Work to be completed |
The records that follow must be repeated verbatim, every one of them.

— START OF Supplied data —

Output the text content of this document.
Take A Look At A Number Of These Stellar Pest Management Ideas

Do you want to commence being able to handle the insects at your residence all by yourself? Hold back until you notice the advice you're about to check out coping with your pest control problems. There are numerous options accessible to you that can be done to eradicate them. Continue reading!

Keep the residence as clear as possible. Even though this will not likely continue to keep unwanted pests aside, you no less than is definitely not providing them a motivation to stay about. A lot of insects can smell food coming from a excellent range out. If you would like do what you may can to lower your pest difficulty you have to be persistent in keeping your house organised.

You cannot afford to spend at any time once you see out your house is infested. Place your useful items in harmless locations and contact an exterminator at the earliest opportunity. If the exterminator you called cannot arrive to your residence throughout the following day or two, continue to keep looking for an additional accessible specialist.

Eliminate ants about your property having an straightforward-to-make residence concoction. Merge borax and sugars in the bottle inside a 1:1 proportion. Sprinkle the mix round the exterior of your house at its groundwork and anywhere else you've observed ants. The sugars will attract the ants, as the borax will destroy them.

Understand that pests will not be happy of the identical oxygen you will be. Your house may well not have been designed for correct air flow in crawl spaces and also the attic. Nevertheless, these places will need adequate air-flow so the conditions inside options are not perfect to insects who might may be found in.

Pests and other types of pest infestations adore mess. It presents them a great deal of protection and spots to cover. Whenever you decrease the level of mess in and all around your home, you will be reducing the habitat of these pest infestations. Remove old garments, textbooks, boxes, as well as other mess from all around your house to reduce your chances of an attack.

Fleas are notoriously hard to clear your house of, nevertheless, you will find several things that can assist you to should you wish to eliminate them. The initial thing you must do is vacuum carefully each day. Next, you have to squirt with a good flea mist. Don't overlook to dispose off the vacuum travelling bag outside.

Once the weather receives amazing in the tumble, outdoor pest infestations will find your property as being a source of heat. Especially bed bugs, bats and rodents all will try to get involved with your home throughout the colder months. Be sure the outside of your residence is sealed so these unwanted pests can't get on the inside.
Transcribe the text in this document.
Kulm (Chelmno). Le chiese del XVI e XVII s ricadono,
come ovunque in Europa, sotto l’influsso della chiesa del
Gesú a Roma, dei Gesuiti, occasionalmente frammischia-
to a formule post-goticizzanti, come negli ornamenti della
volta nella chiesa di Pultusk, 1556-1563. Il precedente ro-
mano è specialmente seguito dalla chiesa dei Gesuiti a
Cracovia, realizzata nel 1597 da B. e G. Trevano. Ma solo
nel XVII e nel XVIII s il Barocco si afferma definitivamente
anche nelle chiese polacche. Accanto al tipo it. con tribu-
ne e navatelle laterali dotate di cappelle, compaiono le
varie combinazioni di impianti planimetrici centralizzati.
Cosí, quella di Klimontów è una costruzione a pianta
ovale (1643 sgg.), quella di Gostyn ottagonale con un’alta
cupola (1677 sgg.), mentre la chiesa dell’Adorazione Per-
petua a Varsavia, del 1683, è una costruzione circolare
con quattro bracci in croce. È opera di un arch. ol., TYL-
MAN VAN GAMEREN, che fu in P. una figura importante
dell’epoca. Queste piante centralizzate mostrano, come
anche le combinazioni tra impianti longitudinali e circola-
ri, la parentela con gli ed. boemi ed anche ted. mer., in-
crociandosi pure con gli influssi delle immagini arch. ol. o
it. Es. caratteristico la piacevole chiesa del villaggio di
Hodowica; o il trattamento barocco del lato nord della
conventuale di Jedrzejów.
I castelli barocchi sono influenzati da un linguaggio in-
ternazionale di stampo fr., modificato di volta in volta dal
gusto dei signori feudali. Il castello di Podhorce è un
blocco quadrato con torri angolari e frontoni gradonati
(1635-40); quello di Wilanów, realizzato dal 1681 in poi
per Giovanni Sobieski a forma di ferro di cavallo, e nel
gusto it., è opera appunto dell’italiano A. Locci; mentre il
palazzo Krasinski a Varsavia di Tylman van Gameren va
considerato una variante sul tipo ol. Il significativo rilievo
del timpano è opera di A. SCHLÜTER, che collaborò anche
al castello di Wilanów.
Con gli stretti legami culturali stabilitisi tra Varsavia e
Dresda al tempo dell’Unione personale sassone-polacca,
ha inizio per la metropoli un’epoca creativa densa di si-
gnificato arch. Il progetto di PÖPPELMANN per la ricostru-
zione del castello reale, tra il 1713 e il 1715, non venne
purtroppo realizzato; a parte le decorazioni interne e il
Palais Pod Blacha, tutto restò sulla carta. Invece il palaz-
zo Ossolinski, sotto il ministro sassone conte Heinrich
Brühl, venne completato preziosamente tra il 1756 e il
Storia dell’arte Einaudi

— END OF Supplied data —

Written solution |
Output the text content of this document.
Take A Look At A Number Of These Stellar Pest Management Ideas

Do you want to commence being able to handle the insects at your residence all by yourself? Hold back until you notice the advice you're about to check out coping with your pest control problems. There are numerous options accessible to you that can be done to eradicate them. Continue reading!

Keep the residence as clear as possible. Even though this will not likely continue to keep unwanted pests aside, you no less than is definitely not providing them a motivation to stay about. A lot of insects can smell food coming from a excellent range out. If you would like do what you may can to lower your pest difficulty you have to be persistent in keeping your house organised.

You cannot afford to spend at any time once you see out your house is infested. Place your useful items in harmless locations and contact an exterminator at the earliest opportunity. If the exterminator you called cannot arrive to your residence throughout the following day or two, continue to keep looking for an additional accessible specialist.

Eliminate ants about your property having an straightforward-to-make residence concoction. Merge borax and sugars in the bottle inside a 1:1 proportion. Sprinkle the mix round the exterior of your house at its groundwork and anywhere else you've observed ants. The sugars will attract the ants, as the borax will destroy them.

Understand that pests will not be happy of the identical oxygen you will be. Your house may well not have been designed for correct air flow in crawl spaces and also the attic. Nevertheless, these places will need adequate air-flow so the conditions inside options are not perfect to insects who might may be found in.

Pests and other types of pest infestations adore mess. It presents them a great deal of protection and spots to cover. Whenever you decrease the level of mess in and all around your home, you will be reducing the habitat of these pest infestations. Remove old garments, textbooks, boxes, as well as other mess from all around your house to reduce your chances of an attack.

Fleas are notoriously hard to clear your house of, nevertheless, you will find several things that can assist you to should you wish to eliminate them. The initial thing you must do is vacuum carefully each day. Next, you have to squirt with a good flea mist. Don't overlook to dispose off the vacuum travelling bag outside.

Once the weather receives amazing in the tumble, outdoor pest infestations will find your property as being a source of heat. Especially bed bugs, bats and rodents all will try to get involved with your home throughout the colder months. Be sure the outside of your residence is sealed so these unwanted pests can't get on the inside.
Transcribe the text in this document.
Kulm (Chelmno). Le chiese del XVI e XVII s ricadono,
come ovunque in Europa, sotto l’influsso della chiesa del
Gesú a Roma, dei Gesuiti, occasionalmente frammischia-
to a formule post-goticizzanti, come negli ornamenti della
volta nella chiesa di Pultusk, 1556-1563. Il precedente ro-
mano è specialmente seguito dalla chiesa dei Gesuiti a
Cracovia, realizzata nel 1597 da B. e G. Trevano. Ma solo
nel XVII e nel XVIII s il Barocco si afferma definitivamente
anche nelle chiese polacche. Accanto al tipo it. con tribu-
ne e navatelle laterali dotate di cappelle, compaiono le
varie combinazioni di impianti planimetrici centralizzati.
Cosí, quella di Klimontów è una costruzione a pianta
ovale (1643 sgg.), quella di Gostyn ottagonale con un’alta
cupola (1677 sgg.), mentre la chiesa dell’Adorazione Per-
petua a Varsavia, del 1683, è una costruzione circolare
con quattro bracci in croce. È opera di un arch. ol., TYL-
MAN VAN GAMEREN, che fu in P. una figura importante
dell’epoca. Queste piante centralizzate mostrano, come
anche le combinazioni tra impianti longitudinali e circola-
ri, la parentela con gli ed. boemi ed anche ted. mer., in-
crociandosi pure con gli influssi delle immagini arch. ol. o
it. Es. caratteristico la piacevole chiesa del villaggio di
Hodowica; o il trattamento barocco del lato nord della
conventuale di Jedrzejów.
I castelli barocchi sono influenzati da un linguaggio in-
ternazionale di stampo fr., modificato di volta in volta dal
gusto dei signori feudali. Il castello di Podhorce è un
blocco quadrato con torri angolari e frontoni gradonati
(1635-40); quello di Wilanów, realizzato dal 1681 in poi
per Giovanni Sobieski a forma di ferro di cavallo, e nel
gusto it., è opera appunto dell’italiano A. Locci; mentre il
palazzo Krasinski a Varsavia di Tylman van Gameren va
considerato una variante sul tipo ol. Il significativo rilievo
del timpano è opera di A. SCHLÜTER, che collaborò anche
al castello di Wilanów.
Con gli stretti legami culturali stabilitisi tra Varsavia e
Dresda al tempo dell’Unione personale sassone-polacca,
ha inizio per la metropoli un’epoca creativa densa di si-
gnificato arch. Il progetto di PÖPPELMANN per la ricostru-
zione del castello reale, tra il 1713 e il 1715, non venne
purtroppo realizzato; a parte le decorazioni interne e il
Palais Pod Blacha, tutto restò sulla carta. Invece il palaz-
zo Ossolinski, sotto il ministro sassone conte Heinrich
Brühl, venne completato preziosamente tra il 1756 e il
Storia dell’arte Einaudi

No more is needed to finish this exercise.